* [TASK OBJECTIVE]
Word for word, give the material below again, minus any images.

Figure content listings
____________________

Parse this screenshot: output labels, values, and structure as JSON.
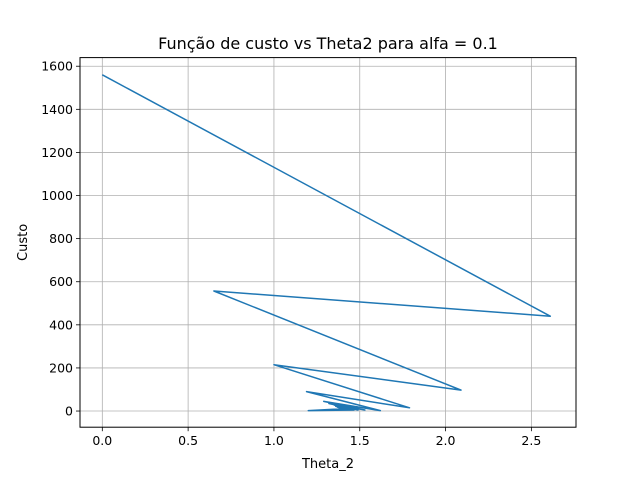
{
  "chart_data": {
    "type": "line",
    "title": "Função de custo vs Theta2 para alfa = 0.1",
    "xlabel": "Theta_2",
    "ylabel": "Custo",
    "xlim": [
      -0.13,
      2.76
    ],
    "ylim": [
      -75,
      1640
    ],
    "grid": true,
    "legend": "none",
    "x_ticks": [
      0.0,
      0.5,
      1.0,
      1.5,
      2.0,
      2.5
    ],
    "x_tick_labels": [
      "0.0",
      "0.5",
      "1.0",
      "1.5",
      "2.0",
      "2.5"
    ],
    "y_ticks": [
      0,
      200,
      400,
      600,
      800,
      1000,
      1200,
      1400,
      1600
    ],
    "y_tick_labels": [
      "0",
      "200",
      "400",
      "600",
      "800",
      "1000",
      "1200",
      "1400",
      "1600"
    ],
    "series": [
      {
        "color": "#1f77b4",
        "x": [
          0.0,
          2.61,
          0.65,
          2.09,
          1.0,
          1.79,
          1.19,
          1.62,
          1.29,
          1.53,
          1.32,
          1.49,
          1.35,
          1.46,
          1.36,
          1.44,
          1.37,
          1.43,
          1.38,
          1.42,
          1.39,
          1.2,
          1.47
        ],
        "y": [
          1560,
          440,
          557,
          97,
          215,
          15,
          90,
          2,
          45,
          5,
          35,
          5,
          28,
          5,
          22,
          5,
          18,
          5,
          14,
          5,
          10,
          2,
          5
        ]
      }
    ]
  }
}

____________________

* [THE ANSWER]
Parse this screenshot: output labels, values, and structure as JSON.
{
  "chart_data": {
    "type": "line",
    "title": "Função de custo vs Theta2 para alfa = 0.1",
    "xlabel": "Theta_2",
    "ylabel": "Custo",
    "xlim": [
      -0.13,
      2.76
    ],
    "ylim": [
      -75,
      1640
    ],
    "grid": true,
    "legend": "none",
    "x_ticks": [
      0.0,
      0.5,
      1.0,
      1.5,
      2.0,
      2.5
    ],
    "x_tick_labels": [
      "0.0",
      "0.5",
      "1.0",
      "1.5",
      "2.0",
      "2.5"
    ],
    "y_ticks": [
      0,
      200,
      400,
      600,
      800,
      1000,
      1200,
      1400,
      1600
    ],
    "y_tick_labels": [
      "0",
      "200",
      "400",
      "600",
      "800",
      "1000",
      "1200",
      "1400",
      "1600"
    ],
    "series": [
      {
        "color": "#1f77b4",
        "x": [
          0.0,
          2.61,
          0.65,
          2.09,
          1.0,
          1.79,
          1.19,
          1.62,
          1.29,
          1.53,
          1.32,
          1.49,
          1.35,
          1.46,
          1.36,
          1.44,
          1.37,
          1.43,
          1.38,
          1.42,
          1.39,
          1.2,
          1.47
        ],
        "y": [
          1560,
          440,
          557,
          97,
          215,
          15,
          90,
          2,
          45,
          5,
          35,
          5,
          28,
          5,
          22,
          5,
          18,
          5,
          14,
          5,
          10,
          2,
          5
        ]
      }
    ]
  }
}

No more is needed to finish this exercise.